# Task instructions
Select every line below containing the word "τοὺς".

# Recorded information
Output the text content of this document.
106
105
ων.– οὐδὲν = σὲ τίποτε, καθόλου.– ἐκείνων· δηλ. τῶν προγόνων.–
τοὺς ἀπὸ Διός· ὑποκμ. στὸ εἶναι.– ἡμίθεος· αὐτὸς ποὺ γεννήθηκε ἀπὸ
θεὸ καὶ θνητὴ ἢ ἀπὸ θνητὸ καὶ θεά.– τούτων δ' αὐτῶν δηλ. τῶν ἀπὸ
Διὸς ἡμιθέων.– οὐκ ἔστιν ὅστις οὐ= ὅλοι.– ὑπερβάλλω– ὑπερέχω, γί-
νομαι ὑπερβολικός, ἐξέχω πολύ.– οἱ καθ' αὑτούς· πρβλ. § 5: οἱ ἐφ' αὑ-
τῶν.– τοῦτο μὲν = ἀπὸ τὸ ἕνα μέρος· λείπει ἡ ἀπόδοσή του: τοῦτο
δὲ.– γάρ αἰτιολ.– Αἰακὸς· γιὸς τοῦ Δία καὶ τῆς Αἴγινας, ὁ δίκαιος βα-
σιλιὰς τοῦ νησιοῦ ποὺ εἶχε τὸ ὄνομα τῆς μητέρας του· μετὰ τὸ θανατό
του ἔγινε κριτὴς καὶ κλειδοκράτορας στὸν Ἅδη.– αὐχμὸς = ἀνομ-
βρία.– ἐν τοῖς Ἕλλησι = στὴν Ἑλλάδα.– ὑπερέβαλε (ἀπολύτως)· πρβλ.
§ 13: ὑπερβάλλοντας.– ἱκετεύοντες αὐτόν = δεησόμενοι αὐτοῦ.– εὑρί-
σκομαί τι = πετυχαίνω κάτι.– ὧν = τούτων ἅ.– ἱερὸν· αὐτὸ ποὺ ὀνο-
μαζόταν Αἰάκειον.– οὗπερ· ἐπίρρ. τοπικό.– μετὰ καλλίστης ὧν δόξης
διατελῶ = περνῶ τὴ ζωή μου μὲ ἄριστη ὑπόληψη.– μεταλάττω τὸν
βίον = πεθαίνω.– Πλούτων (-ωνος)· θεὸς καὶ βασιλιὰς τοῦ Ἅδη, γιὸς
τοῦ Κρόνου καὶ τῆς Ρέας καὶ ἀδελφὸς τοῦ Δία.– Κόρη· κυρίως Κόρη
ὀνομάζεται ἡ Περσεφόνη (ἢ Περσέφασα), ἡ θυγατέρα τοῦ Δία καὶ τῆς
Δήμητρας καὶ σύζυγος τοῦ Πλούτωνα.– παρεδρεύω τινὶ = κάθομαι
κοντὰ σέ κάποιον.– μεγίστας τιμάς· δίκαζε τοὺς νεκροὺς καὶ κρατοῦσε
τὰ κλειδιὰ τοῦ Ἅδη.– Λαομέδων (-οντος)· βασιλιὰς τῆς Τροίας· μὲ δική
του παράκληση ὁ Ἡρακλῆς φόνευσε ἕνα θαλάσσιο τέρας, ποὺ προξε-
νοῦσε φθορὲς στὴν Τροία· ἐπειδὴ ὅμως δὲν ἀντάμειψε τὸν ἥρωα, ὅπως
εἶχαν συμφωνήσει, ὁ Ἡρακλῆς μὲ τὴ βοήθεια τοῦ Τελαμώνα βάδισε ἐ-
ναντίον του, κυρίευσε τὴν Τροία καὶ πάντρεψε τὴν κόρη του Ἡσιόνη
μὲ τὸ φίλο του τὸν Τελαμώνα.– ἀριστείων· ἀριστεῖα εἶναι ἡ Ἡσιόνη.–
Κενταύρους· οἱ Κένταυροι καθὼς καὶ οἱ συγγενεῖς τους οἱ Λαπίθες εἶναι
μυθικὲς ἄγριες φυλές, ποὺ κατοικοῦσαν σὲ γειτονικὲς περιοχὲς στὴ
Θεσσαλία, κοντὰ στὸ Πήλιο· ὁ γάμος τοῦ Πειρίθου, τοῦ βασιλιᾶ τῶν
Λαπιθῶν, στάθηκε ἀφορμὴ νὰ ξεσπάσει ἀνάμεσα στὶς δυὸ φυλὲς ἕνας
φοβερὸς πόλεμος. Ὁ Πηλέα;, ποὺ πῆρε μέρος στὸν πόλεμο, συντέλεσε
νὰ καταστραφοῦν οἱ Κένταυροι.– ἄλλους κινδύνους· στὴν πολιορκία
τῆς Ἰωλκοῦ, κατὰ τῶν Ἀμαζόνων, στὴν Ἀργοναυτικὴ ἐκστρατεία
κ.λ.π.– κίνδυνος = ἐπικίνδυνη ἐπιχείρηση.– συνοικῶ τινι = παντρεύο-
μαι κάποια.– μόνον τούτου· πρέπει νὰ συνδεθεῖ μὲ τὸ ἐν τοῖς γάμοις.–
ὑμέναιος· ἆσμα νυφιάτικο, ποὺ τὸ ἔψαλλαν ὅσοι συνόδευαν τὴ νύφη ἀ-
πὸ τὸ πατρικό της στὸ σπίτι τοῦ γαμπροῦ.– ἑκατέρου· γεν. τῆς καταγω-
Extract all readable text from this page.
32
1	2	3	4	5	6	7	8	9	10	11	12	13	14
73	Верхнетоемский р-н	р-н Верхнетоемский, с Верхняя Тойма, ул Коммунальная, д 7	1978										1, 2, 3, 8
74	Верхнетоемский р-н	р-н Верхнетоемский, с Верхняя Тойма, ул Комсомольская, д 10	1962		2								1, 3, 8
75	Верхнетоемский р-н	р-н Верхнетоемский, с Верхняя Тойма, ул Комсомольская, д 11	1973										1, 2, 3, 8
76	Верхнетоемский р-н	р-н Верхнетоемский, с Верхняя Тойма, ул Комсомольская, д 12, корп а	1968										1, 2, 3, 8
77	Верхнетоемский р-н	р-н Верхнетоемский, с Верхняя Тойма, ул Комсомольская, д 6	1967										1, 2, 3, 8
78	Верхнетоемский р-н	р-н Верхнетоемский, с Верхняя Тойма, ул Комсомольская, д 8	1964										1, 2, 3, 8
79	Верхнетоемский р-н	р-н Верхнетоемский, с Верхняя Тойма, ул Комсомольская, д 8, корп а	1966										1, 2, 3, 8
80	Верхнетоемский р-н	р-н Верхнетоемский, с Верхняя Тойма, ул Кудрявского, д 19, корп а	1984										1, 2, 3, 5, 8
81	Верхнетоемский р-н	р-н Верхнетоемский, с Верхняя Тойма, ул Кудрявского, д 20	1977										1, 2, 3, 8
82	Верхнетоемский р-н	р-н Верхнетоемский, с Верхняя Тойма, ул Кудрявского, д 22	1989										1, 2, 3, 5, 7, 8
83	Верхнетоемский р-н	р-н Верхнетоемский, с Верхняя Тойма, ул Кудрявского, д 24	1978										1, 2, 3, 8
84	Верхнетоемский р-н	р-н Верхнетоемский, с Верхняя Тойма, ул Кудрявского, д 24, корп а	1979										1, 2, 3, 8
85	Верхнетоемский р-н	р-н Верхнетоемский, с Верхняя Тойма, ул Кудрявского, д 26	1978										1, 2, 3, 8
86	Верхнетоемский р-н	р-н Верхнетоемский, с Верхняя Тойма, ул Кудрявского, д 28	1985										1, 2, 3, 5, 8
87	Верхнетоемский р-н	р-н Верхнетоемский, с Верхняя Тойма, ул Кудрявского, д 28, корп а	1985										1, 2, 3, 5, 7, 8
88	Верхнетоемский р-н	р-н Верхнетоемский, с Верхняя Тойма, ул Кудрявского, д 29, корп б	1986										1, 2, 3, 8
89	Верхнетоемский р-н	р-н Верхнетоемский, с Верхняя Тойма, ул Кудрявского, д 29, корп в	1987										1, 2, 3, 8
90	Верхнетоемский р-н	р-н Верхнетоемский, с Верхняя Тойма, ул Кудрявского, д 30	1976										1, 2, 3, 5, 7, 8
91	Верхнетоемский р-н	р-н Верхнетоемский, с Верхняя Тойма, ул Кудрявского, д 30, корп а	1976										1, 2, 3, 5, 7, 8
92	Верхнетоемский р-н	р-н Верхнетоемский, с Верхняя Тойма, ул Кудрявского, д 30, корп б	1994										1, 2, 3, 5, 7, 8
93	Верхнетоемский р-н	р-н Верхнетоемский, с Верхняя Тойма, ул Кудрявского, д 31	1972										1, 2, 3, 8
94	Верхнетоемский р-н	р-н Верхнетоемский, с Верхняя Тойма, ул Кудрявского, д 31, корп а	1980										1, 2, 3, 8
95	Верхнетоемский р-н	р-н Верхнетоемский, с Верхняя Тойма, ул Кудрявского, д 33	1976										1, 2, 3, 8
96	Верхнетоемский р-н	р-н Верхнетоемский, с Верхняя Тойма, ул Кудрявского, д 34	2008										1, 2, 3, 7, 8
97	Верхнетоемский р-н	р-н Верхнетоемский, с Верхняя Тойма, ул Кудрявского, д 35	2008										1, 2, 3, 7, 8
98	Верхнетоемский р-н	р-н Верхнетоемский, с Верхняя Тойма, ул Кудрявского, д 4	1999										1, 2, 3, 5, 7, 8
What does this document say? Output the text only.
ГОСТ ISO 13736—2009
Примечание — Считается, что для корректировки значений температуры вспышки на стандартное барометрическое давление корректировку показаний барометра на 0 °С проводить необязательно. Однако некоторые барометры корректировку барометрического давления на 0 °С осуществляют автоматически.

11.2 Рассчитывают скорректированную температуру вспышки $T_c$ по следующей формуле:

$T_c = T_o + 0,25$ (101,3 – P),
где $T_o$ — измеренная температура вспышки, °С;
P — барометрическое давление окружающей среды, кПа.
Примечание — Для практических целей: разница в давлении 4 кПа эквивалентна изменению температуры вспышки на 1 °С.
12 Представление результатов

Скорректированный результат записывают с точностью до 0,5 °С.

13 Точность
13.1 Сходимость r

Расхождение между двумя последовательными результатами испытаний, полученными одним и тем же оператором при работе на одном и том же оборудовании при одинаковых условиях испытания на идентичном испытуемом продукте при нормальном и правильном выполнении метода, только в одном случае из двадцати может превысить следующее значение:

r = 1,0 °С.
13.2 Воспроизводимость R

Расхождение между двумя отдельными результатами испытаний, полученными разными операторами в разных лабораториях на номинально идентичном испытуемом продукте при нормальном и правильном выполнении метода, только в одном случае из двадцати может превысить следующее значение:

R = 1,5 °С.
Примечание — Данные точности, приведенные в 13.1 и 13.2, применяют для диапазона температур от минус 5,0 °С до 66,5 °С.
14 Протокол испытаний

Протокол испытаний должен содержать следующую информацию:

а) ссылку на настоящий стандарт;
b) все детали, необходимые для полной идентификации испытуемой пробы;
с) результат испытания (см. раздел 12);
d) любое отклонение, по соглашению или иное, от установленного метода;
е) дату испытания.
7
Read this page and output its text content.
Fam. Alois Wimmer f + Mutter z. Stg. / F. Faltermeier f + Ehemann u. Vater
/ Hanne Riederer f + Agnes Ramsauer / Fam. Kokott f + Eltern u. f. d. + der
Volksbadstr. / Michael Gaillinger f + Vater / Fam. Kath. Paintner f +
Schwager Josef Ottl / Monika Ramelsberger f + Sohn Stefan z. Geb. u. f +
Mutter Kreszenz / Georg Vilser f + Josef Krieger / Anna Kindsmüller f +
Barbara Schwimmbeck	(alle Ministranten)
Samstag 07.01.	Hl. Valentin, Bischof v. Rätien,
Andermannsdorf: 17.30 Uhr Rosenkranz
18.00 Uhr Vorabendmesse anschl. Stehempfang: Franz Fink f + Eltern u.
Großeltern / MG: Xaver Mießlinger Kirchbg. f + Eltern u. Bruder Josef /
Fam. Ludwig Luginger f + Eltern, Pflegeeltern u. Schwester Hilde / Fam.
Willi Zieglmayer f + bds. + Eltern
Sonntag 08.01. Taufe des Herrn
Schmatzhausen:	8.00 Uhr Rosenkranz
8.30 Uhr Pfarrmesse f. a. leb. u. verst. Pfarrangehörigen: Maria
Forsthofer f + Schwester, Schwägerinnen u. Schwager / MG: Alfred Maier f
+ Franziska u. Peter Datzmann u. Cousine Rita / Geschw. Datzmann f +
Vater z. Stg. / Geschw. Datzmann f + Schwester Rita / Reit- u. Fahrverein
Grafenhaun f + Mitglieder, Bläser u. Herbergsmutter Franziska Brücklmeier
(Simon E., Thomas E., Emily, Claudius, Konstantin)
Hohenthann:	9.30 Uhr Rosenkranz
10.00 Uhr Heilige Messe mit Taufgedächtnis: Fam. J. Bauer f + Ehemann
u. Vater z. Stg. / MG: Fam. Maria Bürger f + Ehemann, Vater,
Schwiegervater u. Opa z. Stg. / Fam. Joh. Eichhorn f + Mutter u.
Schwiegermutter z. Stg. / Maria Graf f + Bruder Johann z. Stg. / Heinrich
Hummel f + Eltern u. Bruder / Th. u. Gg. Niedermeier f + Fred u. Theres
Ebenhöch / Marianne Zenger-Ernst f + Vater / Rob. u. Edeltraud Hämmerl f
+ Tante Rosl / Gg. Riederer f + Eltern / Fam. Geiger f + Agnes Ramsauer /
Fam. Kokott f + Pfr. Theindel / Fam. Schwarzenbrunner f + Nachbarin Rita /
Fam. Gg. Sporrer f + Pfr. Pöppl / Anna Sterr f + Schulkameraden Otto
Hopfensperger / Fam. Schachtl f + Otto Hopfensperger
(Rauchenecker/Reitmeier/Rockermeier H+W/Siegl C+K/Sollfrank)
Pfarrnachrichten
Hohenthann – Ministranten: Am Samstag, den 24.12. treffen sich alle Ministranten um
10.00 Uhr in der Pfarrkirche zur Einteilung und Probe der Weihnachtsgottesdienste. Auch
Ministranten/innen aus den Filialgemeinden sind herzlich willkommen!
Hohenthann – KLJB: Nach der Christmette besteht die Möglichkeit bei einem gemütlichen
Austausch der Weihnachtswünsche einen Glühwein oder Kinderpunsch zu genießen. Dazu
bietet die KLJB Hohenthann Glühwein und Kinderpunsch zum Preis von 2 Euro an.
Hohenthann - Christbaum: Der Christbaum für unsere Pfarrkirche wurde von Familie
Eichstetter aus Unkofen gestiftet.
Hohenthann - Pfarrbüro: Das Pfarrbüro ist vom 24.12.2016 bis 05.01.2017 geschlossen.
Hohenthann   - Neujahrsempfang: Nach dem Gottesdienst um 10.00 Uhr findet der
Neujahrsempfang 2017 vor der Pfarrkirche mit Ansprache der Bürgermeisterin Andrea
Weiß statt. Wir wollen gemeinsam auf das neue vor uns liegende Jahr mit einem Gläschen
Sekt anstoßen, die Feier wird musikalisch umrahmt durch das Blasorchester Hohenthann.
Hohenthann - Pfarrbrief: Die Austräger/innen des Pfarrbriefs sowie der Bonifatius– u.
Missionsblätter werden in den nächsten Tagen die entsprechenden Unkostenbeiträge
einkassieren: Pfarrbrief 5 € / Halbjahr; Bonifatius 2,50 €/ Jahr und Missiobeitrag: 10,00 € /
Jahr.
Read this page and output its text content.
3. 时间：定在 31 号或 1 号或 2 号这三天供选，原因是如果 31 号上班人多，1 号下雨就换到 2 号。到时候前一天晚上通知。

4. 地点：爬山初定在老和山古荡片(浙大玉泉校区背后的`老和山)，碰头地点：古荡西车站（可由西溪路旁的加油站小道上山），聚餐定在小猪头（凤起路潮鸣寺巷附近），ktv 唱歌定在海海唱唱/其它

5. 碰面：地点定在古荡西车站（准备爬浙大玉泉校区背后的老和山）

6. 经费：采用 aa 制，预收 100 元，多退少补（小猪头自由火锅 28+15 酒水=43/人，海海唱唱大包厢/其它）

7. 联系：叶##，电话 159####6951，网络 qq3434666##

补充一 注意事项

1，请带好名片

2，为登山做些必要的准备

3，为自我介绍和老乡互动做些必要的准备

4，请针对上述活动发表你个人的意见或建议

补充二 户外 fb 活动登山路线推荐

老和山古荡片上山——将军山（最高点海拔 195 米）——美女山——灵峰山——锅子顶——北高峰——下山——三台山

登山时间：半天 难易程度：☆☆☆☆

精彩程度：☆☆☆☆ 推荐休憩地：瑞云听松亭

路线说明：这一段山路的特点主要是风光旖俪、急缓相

# Answer below
τοὺς ἀπὸ Διός· ὑποκμ. στὸ εἶναι.– ἡμίθεος· αὐτὸς ποὺ γεννήθηκε ἀπὸ
κοντὰ σέ κάποιον.– μεγίστας τιμάς· δίκαζε τοὺς νεκροὺς καὶ κρατοῦσε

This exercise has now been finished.